-- Begin Records for the exercise --
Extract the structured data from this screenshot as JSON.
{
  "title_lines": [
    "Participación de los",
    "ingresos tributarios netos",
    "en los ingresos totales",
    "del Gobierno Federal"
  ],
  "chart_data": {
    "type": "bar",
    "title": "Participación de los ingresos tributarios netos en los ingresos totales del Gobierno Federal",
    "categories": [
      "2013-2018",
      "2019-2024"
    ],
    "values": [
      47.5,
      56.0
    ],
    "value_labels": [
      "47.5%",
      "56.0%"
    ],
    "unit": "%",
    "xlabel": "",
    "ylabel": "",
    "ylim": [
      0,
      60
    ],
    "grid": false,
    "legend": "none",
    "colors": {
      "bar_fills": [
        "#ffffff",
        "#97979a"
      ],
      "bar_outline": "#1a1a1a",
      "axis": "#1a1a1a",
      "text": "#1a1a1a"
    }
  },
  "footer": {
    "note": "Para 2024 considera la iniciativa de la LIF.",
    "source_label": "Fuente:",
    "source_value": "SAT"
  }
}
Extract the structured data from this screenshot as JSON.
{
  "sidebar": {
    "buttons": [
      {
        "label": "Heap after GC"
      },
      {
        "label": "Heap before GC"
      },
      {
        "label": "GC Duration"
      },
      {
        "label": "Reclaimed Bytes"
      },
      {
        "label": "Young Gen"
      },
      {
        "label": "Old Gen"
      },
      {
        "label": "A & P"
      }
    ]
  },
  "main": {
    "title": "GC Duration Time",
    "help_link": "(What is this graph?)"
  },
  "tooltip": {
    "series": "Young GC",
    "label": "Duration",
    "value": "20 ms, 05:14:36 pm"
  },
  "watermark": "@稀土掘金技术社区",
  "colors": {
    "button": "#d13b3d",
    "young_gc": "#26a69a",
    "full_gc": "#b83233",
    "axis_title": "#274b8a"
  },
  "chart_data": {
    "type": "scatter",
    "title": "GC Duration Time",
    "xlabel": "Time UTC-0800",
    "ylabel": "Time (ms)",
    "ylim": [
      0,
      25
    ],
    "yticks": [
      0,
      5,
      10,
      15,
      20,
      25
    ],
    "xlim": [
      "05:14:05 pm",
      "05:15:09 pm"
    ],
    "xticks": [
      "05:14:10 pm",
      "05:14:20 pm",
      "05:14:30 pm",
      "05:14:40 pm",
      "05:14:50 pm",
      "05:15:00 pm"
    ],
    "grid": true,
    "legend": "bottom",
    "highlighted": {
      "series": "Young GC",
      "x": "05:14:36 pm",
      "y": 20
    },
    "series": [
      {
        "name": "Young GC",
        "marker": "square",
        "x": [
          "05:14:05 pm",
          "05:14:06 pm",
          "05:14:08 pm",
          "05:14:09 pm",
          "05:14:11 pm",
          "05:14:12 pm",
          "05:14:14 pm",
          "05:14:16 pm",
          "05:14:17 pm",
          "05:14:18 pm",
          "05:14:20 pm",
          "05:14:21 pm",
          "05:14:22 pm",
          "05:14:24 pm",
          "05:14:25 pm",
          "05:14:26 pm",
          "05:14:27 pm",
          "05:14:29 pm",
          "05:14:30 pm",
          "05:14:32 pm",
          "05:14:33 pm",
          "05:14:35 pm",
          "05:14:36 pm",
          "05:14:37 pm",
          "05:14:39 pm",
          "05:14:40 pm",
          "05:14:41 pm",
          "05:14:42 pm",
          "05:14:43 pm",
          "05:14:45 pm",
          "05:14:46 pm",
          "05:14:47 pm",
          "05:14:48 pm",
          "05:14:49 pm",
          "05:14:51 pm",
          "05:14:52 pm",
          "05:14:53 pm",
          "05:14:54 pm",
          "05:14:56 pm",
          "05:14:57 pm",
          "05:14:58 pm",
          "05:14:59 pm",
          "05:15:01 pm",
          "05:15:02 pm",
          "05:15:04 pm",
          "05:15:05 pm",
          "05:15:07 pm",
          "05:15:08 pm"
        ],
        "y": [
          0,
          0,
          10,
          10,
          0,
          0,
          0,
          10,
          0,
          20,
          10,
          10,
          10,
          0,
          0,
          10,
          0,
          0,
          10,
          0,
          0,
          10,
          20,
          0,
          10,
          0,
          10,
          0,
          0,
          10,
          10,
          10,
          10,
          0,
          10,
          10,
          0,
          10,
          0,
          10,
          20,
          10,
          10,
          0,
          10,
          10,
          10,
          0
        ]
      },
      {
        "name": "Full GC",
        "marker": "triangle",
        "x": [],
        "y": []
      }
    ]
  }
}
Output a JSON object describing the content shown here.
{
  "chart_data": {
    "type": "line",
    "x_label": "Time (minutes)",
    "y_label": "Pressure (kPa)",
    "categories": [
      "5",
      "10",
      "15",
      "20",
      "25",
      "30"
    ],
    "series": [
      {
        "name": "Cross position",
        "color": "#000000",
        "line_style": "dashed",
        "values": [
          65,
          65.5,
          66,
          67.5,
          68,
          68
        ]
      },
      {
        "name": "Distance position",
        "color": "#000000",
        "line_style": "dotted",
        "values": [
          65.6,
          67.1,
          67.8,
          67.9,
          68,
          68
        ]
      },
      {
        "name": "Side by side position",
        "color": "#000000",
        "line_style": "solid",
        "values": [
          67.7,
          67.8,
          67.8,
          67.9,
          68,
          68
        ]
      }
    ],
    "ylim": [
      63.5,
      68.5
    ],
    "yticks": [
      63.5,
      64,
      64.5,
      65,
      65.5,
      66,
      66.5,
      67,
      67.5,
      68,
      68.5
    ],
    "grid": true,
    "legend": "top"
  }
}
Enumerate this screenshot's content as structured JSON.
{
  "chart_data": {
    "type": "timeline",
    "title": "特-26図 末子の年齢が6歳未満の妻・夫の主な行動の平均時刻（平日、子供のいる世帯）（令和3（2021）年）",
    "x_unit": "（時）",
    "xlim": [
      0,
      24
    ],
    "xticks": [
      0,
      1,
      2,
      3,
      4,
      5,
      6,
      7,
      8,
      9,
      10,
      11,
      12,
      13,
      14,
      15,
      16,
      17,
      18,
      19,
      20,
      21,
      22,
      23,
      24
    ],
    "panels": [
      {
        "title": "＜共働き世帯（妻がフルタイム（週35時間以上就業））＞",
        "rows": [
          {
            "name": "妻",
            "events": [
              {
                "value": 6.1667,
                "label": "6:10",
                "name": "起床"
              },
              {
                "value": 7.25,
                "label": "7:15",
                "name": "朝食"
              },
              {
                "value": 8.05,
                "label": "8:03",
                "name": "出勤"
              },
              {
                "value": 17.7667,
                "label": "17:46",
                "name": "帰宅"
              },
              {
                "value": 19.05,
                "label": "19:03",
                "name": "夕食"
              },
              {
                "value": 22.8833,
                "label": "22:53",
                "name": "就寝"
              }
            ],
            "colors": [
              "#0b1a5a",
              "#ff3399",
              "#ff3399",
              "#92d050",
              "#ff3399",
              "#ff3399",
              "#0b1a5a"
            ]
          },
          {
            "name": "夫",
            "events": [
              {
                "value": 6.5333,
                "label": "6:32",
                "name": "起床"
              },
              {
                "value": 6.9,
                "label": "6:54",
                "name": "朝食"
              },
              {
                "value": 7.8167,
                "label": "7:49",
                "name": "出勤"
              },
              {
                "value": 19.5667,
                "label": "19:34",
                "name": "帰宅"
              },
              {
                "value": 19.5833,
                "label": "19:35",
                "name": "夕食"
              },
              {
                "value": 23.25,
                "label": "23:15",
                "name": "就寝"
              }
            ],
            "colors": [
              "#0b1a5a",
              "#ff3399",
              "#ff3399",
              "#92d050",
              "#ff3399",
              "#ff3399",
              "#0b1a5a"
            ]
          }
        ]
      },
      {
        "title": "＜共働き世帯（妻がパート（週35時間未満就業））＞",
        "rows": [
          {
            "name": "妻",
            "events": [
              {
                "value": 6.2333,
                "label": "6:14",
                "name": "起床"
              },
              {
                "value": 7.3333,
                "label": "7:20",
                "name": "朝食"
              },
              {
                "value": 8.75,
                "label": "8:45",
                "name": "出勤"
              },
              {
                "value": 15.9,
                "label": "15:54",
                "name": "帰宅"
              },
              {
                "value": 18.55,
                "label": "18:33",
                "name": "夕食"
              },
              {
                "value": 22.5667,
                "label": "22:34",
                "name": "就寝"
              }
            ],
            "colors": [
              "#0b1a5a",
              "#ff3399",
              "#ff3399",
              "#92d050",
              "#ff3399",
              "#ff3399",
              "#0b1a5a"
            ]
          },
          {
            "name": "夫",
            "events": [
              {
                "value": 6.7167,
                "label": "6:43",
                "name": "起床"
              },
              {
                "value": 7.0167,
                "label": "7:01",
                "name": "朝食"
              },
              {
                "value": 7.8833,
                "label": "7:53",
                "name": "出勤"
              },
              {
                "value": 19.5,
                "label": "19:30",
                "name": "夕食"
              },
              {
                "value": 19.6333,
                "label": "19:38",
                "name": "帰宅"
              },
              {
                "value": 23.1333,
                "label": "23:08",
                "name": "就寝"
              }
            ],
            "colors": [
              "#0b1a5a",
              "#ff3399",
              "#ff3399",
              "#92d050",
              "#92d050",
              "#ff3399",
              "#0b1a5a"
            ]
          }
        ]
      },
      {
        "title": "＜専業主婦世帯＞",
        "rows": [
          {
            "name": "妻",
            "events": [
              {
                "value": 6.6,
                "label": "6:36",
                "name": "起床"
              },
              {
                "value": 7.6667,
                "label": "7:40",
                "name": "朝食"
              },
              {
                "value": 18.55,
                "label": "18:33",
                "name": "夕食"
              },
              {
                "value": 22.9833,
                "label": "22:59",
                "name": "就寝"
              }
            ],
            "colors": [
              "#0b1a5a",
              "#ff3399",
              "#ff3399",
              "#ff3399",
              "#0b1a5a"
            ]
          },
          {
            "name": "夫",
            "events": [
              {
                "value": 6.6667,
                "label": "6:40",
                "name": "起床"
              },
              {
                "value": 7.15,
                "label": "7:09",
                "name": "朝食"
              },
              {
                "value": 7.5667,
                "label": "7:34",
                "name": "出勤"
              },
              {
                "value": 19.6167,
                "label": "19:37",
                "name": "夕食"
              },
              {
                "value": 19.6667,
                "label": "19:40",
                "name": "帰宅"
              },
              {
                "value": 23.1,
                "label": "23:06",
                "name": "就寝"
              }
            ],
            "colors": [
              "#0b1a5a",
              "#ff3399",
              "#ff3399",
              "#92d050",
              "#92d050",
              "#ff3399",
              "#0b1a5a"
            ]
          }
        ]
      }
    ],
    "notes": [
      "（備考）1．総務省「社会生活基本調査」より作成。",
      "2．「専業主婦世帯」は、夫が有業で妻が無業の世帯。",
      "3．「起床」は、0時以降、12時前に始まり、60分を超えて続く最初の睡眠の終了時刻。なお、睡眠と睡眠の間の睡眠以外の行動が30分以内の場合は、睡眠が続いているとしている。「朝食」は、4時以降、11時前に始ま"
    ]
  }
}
-- End Records for the exercise --
- _Work required_
Some lines of the records may hold the word "series". How many do? Answer with a number and nothing else.

- _Solution to the exercise_
4